▶ _Problem_
In the listing below, count the lines containing the string "Soil" and state only the number.

>> begin Material provided

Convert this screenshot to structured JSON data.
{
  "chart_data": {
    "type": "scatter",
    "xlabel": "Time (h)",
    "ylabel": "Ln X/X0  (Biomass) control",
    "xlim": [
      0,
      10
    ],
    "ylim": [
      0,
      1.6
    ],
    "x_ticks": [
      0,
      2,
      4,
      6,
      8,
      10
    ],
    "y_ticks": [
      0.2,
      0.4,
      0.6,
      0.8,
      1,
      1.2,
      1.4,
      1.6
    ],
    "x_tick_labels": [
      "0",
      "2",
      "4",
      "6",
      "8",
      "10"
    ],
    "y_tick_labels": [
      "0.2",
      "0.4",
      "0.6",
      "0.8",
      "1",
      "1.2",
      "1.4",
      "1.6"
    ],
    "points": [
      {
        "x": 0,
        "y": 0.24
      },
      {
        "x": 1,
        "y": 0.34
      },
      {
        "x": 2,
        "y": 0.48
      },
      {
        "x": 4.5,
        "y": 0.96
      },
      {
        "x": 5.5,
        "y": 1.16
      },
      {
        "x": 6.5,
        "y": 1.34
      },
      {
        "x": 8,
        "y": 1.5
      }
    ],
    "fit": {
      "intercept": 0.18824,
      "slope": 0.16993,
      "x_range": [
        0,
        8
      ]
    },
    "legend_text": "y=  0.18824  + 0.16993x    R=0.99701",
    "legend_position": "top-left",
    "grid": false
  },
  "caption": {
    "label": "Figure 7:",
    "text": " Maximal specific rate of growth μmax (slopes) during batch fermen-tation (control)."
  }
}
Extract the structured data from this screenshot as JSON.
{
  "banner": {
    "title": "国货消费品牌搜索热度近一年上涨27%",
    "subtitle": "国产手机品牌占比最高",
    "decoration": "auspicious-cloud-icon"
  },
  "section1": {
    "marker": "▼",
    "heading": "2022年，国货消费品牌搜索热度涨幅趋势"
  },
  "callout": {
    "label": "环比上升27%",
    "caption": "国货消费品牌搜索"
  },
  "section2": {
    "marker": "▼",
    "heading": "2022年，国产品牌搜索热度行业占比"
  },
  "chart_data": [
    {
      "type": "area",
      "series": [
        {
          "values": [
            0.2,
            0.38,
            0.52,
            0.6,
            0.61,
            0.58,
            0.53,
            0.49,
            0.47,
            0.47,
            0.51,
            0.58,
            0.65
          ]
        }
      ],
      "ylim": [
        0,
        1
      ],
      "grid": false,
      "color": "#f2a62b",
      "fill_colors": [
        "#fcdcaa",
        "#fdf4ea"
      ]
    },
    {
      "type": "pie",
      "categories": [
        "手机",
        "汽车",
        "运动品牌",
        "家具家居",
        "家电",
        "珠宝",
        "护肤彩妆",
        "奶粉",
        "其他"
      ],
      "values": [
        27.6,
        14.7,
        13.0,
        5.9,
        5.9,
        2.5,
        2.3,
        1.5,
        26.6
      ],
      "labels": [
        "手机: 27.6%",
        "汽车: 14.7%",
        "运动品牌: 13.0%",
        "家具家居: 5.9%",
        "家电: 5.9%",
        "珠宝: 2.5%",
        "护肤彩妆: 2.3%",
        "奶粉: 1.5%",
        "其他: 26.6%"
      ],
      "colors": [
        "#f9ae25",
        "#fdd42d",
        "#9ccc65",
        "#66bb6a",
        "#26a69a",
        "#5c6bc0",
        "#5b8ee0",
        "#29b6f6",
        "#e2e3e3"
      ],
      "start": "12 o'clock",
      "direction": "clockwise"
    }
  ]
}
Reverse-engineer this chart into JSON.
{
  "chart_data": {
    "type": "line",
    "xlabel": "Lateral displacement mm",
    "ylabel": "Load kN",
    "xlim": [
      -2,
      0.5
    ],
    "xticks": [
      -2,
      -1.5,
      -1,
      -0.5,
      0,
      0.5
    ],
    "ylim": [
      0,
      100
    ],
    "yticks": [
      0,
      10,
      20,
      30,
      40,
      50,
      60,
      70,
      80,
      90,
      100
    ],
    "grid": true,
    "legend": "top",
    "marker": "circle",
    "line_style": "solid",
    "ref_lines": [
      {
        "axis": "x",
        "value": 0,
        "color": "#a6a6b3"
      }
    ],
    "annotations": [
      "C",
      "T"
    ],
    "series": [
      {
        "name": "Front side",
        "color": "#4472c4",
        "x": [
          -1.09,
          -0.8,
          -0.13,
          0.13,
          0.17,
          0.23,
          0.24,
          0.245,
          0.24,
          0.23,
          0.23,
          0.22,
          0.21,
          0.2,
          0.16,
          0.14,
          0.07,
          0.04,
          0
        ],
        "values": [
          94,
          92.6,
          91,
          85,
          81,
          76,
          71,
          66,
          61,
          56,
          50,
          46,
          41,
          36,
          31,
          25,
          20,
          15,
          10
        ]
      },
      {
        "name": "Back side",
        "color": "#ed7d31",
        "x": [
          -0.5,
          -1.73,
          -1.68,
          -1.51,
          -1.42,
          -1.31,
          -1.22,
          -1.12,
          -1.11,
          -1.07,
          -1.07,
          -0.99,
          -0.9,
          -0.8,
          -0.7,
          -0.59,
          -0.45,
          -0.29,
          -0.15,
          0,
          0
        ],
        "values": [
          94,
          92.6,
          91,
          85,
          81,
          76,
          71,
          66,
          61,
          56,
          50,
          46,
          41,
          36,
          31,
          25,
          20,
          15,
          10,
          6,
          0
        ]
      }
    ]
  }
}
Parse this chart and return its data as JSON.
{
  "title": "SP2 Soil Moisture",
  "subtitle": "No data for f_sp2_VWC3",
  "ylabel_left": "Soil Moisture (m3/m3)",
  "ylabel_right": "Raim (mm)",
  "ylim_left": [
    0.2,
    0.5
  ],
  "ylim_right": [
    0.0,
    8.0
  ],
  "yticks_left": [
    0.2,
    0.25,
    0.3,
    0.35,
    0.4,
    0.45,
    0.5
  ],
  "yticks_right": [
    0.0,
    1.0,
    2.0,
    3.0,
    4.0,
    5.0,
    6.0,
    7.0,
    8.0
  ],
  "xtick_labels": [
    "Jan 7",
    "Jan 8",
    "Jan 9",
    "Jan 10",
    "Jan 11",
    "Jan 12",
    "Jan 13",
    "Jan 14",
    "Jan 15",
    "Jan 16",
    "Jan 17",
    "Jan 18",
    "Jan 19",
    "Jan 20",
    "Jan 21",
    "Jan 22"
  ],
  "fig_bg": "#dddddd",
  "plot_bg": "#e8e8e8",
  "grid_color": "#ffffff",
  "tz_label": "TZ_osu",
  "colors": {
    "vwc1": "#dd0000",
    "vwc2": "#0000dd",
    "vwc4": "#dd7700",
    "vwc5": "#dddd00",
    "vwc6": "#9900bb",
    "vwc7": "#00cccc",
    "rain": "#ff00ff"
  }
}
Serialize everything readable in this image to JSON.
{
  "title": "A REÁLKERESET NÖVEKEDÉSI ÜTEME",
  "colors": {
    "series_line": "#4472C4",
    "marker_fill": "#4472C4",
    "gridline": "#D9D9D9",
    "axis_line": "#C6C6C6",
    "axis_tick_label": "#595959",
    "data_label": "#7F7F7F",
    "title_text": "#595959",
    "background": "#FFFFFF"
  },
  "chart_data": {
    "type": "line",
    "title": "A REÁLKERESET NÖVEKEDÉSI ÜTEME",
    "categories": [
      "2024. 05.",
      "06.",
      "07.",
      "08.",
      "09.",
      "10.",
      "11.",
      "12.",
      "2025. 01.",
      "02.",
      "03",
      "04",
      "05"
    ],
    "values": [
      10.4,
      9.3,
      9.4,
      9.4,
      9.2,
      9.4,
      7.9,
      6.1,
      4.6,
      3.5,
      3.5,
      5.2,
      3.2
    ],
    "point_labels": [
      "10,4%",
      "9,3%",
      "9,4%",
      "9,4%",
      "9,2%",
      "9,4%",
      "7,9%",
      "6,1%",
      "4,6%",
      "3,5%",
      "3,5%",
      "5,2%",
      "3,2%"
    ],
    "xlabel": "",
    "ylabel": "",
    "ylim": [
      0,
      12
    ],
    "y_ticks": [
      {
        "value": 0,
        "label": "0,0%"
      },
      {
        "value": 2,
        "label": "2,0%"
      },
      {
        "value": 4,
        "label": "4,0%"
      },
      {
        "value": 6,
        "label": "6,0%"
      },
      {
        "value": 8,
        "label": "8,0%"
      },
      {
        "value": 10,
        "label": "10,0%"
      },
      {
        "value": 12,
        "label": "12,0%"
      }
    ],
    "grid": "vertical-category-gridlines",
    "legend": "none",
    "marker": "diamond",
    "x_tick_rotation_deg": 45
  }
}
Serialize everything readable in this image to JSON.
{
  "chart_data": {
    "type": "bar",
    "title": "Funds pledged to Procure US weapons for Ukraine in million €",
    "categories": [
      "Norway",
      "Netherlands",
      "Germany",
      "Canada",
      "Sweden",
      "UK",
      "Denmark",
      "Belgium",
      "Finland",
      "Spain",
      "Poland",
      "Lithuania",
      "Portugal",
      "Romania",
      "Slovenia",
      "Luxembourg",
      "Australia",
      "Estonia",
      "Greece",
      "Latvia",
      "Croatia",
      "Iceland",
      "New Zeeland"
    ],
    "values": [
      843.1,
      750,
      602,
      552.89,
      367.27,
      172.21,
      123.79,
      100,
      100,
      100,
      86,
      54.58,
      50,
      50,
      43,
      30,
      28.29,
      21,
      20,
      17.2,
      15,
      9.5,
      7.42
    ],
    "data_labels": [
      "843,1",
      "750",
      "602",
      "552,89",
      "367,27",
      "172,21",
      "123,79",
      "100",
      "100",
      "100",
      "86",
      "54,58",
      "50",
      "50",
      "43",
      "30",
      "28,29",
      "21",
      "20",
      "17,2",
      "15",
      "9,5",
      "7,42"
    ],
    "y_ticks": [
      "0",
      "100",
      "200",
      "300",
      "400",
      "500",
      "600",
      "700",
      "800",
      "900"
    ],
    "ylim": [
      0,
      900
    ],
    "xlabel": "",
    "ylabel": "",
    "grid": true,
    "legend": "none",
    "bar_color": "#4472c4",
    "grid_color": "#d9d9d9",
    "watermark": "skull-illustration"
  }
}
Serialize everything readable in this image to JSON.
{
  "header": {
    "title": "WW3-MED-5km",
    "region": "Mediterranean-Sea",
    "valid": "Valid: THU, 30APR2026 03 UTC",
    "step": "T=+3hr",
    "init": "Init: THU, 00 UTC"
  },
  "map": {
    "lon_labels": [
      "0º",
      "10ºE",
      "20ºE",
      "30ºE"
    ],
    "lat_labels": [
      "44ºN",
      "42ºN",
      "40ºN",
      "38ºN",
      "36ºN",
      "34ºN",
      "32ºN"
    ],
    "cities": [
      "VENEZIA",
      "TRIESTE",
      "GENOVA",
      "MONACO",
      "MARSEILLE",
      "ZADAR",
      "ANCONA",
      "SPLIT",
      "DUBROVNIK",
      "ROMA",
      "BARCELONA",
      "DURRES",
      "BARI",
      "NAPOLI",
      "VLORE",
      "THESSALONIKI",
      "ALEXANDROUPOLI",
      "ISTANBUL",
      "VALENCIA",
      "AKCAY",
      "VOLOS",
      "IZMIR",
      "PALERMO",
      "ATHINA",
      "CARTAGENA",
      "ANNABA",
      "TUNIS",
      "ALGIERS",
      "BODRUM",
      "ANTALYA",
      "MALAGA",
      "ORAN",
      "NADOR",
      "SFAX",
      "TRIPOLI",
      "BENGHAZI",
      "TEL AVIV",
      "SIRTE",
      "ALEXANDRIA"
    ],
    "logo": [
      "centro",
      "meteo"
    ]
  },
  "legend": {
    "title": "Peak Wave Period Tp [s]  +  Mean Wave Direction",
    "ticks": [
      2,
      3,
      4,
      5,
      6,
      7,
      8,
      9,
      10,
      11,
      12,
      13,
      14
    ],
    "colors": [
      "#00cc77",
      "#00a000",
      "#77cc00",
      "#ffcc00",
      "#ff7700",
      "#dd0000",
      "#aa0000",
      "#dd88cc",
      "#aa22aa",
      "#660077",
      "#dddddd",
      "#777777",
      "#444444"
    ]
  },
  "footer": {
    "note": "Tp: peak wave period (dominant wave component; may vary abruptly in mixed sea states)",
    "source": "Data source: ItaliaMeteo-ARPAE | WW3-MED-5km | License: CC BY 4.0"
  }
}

>> end Material provided

▶ _Response_
2